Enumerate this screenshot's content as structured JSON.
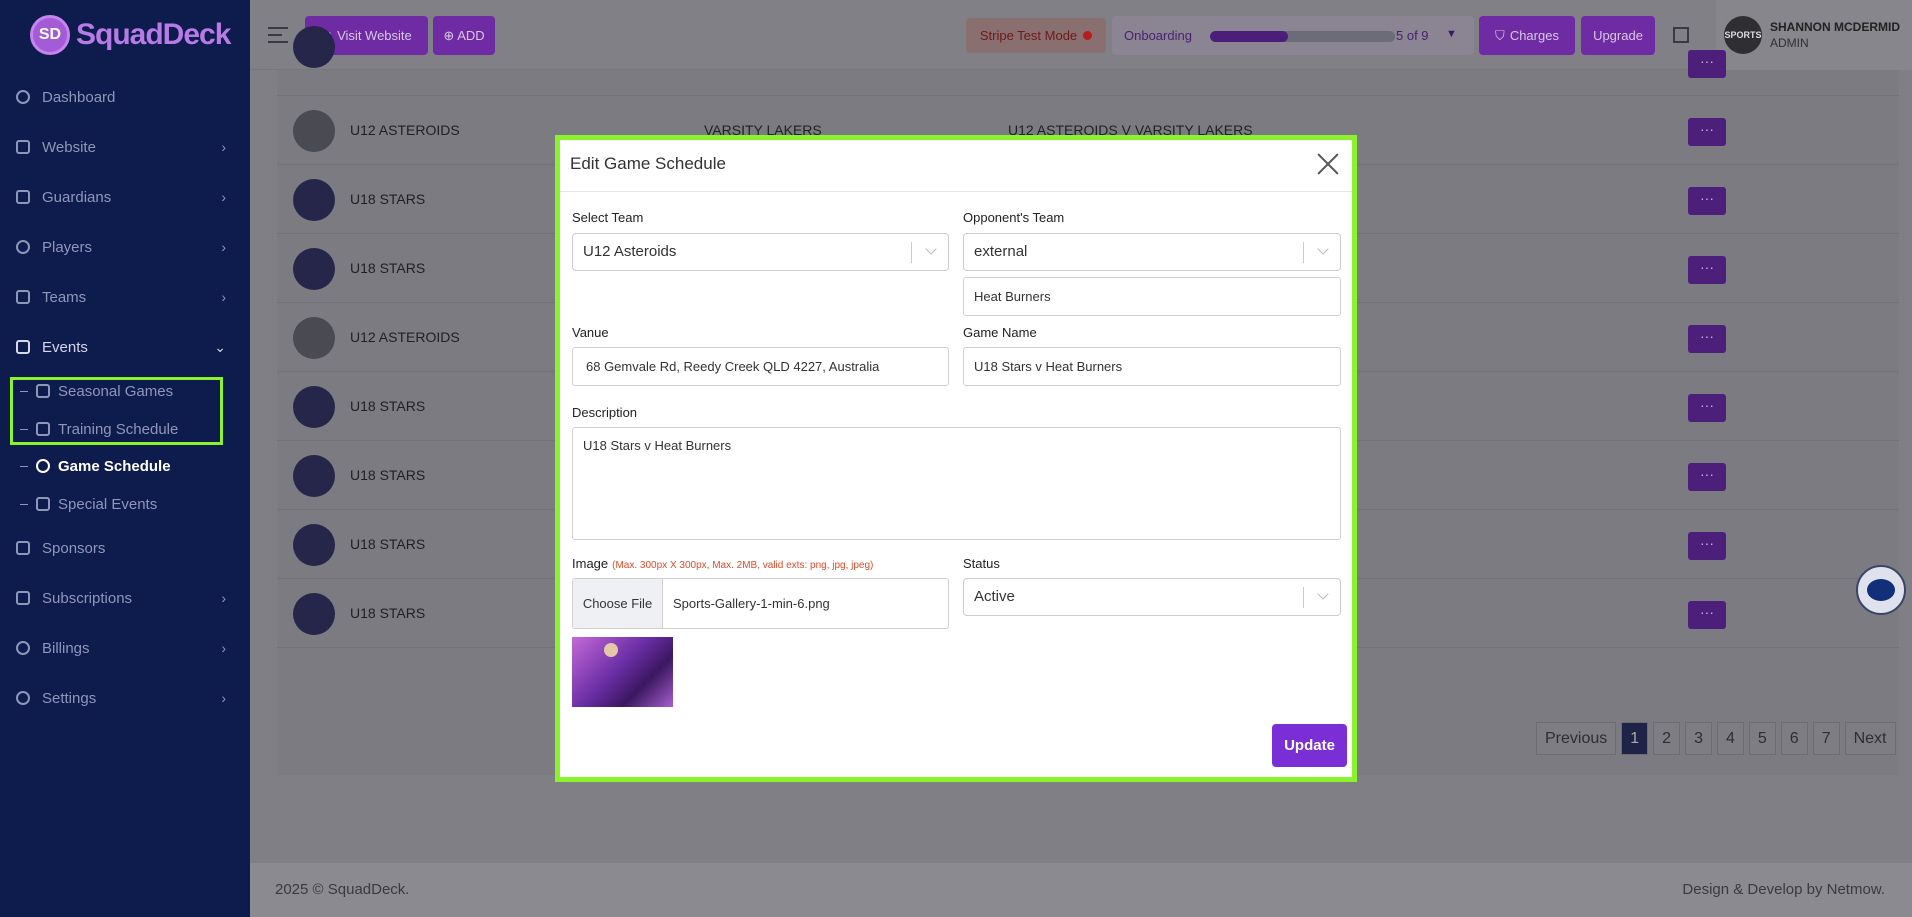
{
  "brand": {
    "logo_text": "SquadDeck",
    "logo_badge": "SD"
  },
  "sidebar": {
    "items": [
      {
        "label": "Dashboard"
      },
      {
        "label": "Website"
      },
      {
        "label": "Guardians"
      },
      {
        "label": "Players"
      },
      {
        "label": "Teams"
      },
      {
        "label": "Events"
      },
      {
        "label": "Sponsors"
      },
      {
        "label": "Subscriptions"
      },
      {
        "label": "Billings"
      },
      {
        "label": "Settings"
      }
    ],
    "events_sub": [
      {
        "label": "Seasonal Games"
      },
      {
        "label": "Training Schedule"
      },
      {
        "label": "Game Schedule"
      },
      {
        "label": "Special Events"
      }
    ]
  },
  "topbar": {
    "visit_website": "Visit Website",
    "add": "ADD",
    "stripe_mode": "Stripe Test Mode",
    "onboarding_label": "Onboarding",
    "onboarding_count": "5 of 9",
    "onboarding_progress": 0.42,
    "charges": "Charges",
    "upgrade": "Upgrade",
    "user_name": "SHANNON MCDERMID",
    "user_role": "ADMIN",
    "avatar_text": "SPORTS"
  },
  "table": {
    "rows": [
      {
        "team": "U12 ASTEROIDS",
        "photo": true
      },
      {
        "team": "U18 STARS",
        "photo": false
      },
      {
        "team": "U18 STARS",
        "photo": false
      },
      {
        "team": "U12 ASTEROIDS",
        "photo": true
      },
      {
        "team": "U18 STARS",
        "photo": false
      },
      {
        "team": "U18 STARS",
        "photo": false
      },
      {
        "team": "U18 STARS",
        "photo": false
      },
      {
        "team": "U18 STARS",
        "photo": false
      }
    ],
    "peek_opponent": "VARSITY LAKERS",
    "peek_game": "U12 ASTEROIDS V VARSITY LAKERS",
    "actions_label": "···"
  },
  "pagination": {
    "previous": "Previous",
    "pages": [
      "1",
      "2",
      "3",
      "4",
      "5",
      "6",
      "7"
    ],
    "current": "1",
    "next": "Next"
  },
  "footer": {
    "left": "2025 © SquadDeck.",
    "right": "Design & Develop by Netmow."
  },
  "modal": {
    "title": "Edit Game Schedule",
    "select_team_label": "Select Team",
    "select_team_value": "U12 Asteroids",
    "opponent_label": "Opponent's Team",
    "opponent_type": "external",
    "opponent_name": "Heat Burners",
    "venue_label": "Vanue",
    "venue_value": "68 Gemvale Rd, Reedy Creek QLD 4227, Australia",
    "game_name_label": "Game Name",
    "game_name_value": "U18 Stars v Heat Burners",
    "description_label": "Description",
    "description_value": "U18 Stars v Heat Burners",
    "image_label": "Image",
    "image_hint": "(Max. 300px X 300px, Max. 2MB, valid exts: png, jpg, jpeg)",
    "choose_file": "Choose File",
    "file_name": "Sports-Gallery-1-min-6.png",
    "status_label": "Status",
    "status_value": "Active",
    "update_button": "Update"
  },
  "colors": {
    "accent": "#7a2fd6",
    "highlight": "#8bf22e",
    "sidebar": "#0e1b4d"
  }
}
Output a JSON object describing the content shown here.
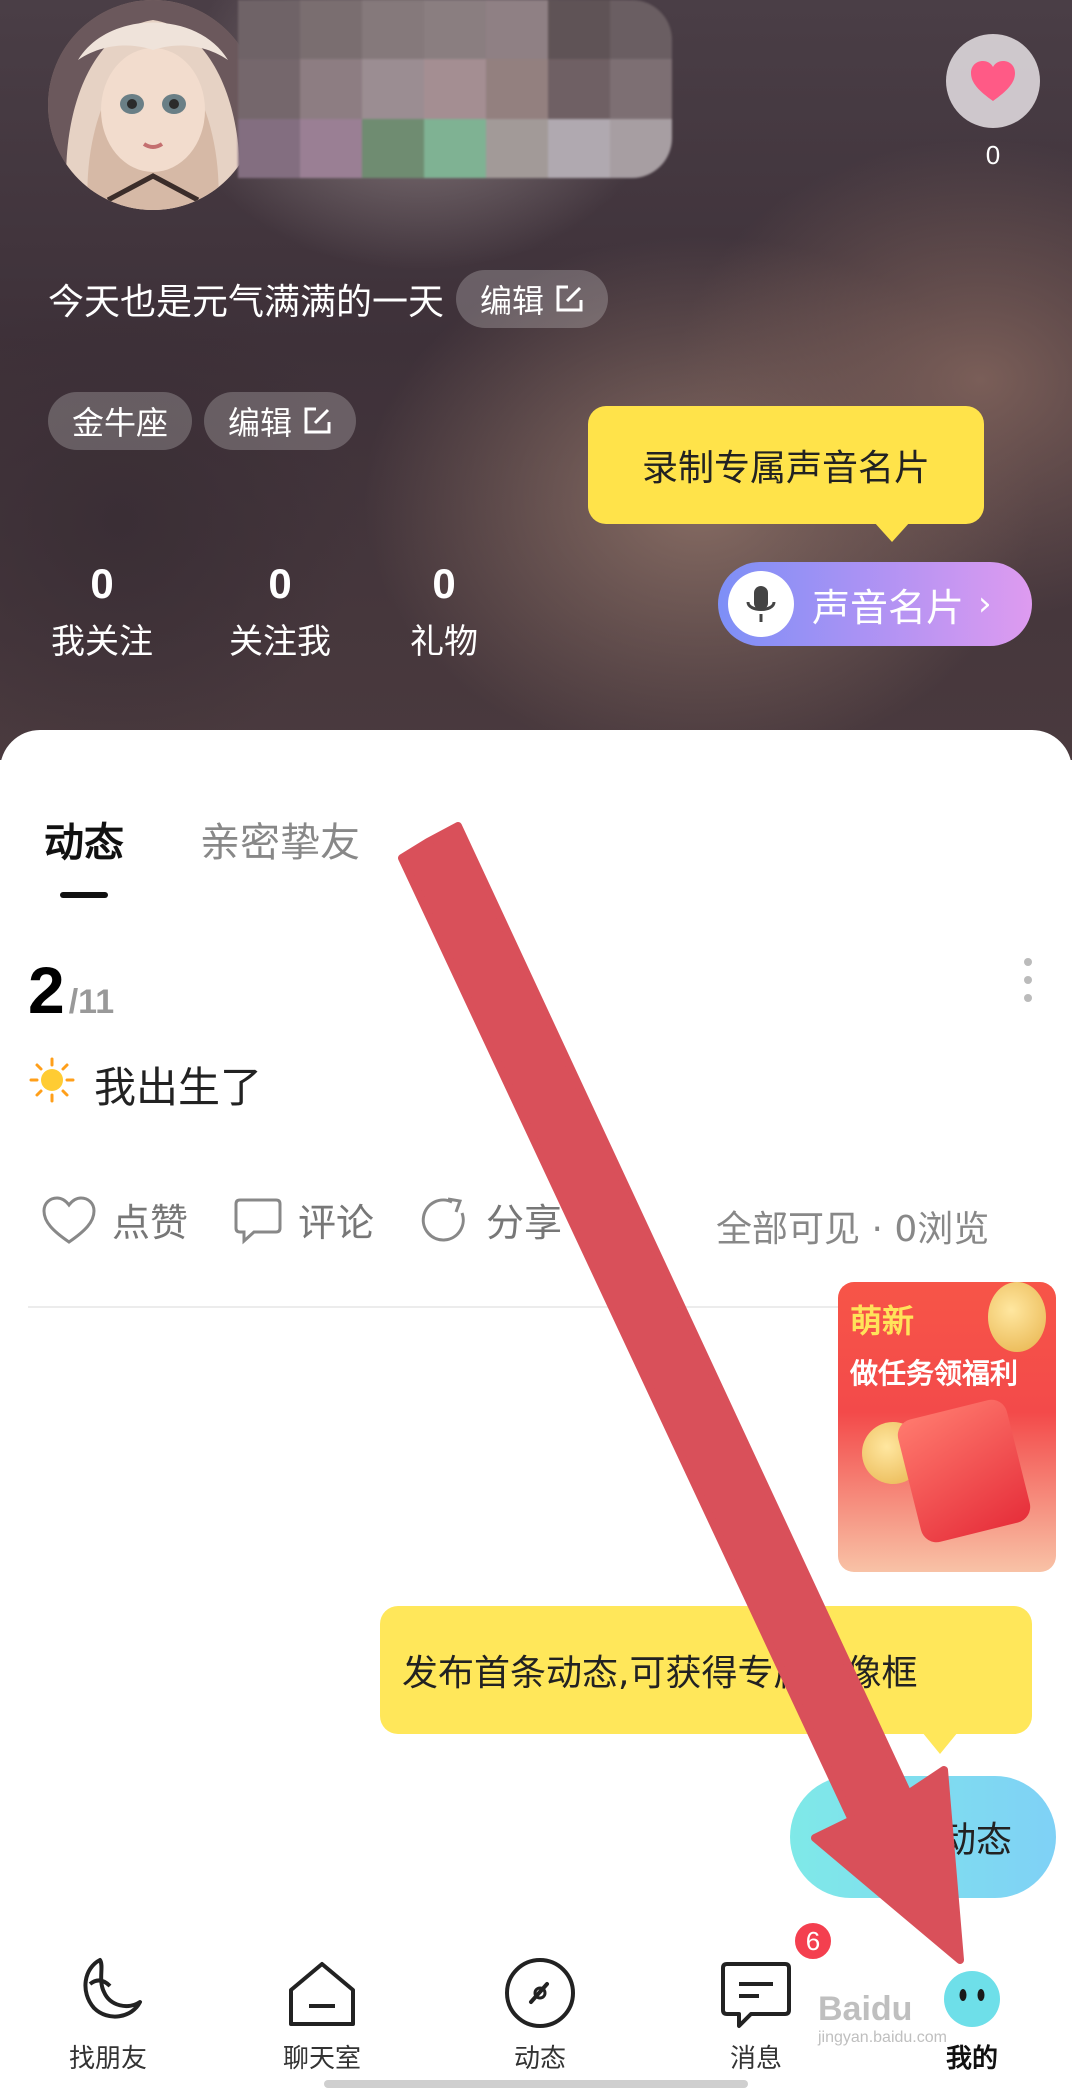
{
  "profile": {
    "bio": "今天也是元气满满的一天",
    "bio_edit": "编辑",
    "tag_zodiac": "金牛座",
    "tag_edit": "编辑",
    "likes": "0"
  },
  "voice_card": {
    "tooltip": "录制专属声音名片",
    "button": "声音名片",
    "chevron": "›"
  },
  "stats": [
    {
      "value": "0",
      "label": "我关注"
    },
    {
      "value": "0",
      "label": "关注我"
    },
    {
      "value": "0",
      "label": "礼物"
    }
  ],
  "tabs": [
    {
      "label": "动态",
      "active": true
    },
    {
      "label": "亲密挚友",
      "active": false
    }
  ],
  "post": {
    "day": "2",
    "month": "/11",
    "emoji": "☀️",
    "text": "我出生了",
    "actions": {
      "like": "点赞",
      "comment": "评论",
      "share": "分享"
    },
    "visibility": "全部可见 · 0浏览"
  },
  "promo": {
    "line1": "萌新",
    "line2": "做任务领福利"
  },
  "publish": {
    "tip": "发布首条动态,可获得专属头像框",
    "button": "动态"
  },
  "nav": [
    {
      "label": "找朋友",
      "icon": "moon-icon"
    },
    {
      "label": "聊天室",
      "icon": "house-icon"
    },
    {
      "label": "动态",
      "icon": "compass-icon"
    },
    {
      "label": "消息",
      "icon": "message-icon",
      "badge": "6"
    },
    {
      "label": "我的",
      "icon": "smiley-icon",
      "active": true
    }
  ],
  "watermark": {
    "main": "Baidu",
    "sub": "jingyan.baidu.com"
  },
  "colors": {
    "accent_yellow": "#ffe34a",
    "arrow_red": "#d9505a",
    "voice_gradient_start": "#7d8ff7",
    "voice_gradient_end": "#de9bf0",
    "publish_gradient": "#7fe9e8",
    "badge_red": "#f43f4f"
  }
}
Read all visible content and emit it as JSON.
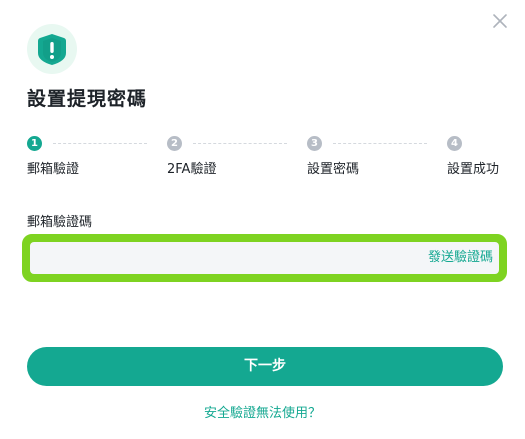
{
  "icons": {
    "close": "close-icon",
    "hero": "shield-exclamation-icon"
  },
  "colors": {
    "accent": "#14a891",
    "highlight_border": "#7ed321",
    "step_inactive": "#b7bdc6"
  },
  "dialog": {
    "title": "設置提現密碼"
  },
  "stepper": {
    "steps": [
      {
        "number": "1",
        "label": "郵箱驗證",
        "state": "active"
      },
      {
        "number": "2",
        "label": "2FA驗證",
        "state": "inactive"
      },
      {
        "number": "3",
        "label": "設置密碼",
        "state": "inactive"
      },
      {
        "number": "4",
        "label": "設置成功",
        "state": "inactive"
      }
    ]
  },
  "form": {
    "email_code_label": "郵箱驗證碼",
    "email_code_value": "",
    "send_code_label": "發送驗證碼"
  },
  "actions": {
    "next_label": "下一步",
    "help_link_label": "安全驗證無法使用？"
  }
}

= = = = = = =

THE PROBLEM
Copy out all lines where the word "Heat" appears.

EXPECTED OUTPUT
    "opponent_name": "Heat Burners",
    "game_name_value": "U18 Stars v Heat Burners",
    "description_value": "U18 Stars v Heat Burners",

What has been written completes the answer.